== ENTRIES PROVIDED ==

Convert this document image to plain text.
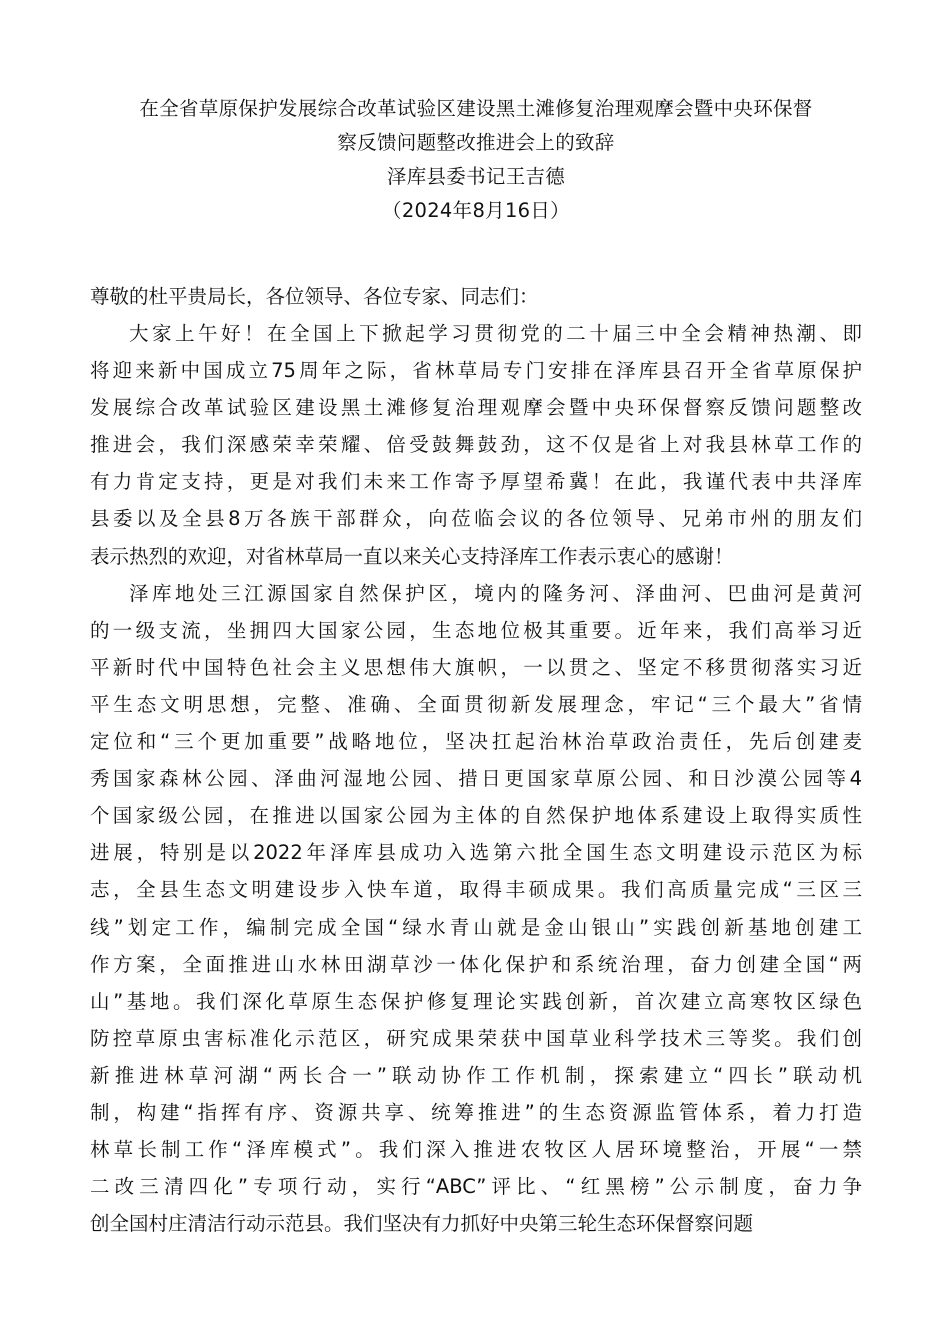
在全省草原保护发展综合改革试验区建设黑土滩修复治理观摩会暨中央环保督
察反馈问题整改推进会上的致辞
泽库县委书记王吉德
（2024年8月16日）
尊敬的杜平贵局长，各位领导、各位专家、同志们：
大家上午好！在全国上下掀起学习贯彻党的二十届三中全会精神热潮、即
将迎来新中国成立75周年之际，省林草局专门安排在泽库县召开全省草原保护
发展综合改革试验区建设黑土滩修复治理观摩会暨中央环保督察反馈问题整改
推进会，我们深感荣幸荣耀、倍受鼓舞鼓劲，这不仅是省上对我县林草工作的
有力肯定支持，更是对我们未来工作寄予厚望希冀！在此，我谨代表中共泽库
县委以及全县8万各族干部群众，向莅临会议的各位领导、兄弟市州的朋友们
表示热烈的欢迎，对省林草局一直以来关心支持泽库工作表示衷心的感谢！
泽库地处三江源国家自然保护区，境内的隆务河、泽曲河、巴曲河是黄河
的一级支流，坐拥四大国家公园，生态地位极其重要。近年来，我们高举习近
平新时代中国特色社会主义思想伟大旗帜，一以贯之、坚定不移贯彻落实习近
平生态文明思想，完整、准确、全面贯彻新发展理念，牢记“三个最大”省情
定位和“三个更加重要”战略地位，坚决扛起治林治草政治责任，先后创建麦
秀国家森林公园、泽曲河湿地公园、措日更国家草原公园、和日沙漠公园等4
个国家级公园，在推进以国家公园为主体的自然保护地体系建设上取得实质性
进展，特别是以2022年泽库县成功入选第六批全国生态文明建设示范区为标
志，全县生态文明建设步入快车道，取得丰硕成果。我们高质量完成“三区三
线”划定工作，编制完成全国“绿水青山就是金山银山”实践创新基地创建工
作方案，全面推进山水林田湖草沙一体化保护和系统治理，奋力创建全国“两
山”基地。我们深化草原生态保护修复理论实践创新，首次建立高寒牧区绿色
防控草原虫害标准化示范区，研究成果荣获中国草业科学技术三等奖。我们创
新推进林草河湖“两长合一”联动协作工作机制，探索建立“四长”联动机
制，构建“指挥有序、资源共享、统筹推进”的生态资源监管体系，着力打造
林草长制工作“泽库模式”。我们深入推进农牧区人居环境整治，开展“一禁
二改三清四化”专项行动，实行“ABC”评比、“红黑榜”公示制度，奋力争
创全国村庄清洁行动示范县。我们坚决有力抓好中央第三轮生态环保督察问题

===

Quote all of the entries word for word, omitting any pictures.

> **SOLUTION TO THE PROBLEM**
Convert this document image to plain text.
在全省草原保护发展综合改革试验区建设黑土滩修复治理观摩会暨中央环保督
察反馈问题整改推进会上的致辞
泽库县委书记王吉德
（2024年8月16日）
尊敬的杜平贵局长，各位领导、各位专家、同志们：
大家上午好！在全国上下掀起学习贯彻党的二十届三中全会精神热潮、即
将迎来新中国成立75周年之际，省林草局专门安排在泽库县召开全省草原保护
发展综合改革试验区建设黑土滩修复治理观摩会暨中央环保督察反馈问题整改
推进会，我们深感荣幸荣耀、倍受鼓舞鼓劲，这不仅是省上对我县林草工作的
有力肯定支持，更是对我们未来工作寄予厚望希冀！在此，我谨代表中共泽库
县委以及全县8万各族干部群众，向莅临会议的各位领导、兄弟市州的朋友们
表示热烈的欢迎，对省林草局一直以来关心支持泽库工作表示衷心的感谢！
泽库地处三江源国家自然保护区，境内的隆务河、泽曲河、巴曲河是黄河
的一级支流，坐拥四大国家公园，生态地位极其重要。近年来，我们高举习近
平新时代中国特色社会主义思想伟大旗帜，一以贯之、坚定不移贯彻落实习近
平生态文明思想，完整、准确、全面贯彻新发展理念，牢记“三个最大”省情
定位和“三个更加重要”战略地位，坚决扛起治林治草政治责任，先后创建麦
秀国家森林公园、泽曲河湿地公园、措日更国家草原公园、和日沙漠公园等4
个国家级公园，在推进以国家公园为主体的自然保护地体系建设上取得实质性
进展，特别是以2022年泽库县成功入选第六批全国生态文明建设示范区为标
志，全县生态文明建设步入快车道，取得丰硕成果。我们高质量完成“三区三
线”划定工作，编制完成全国“绿水青山就是金山银山”实践创新基地创建工
作方案，全面推进山水林田湖草沙一体化保护和系统治理，奋力创建全国“两
山”基地。我们深化草原生态保护修复理论实践创新，首次建立高寒牧区绿色
防控草原虫害标准化示范区，研究成果荣获中国草业科学技术三等奖。我们创
新推进林草河湖“两长合一”联动协作工作机制，探索建立“四长”联动机
制，构建“指挥有序、资源共享、统筹推进”的生态资源监管体系，着力打造
林草长制工作“泽库模式”。我们深入推进农牧区人居环境整治，开展“一禁
二改三清四化”专项行动，实行“ABC”评比、“红黑榜”公示制度，奋力争
创全国村庄清洁行动示范县。我们坚决有力抓好中央第三轮生态环保督察问题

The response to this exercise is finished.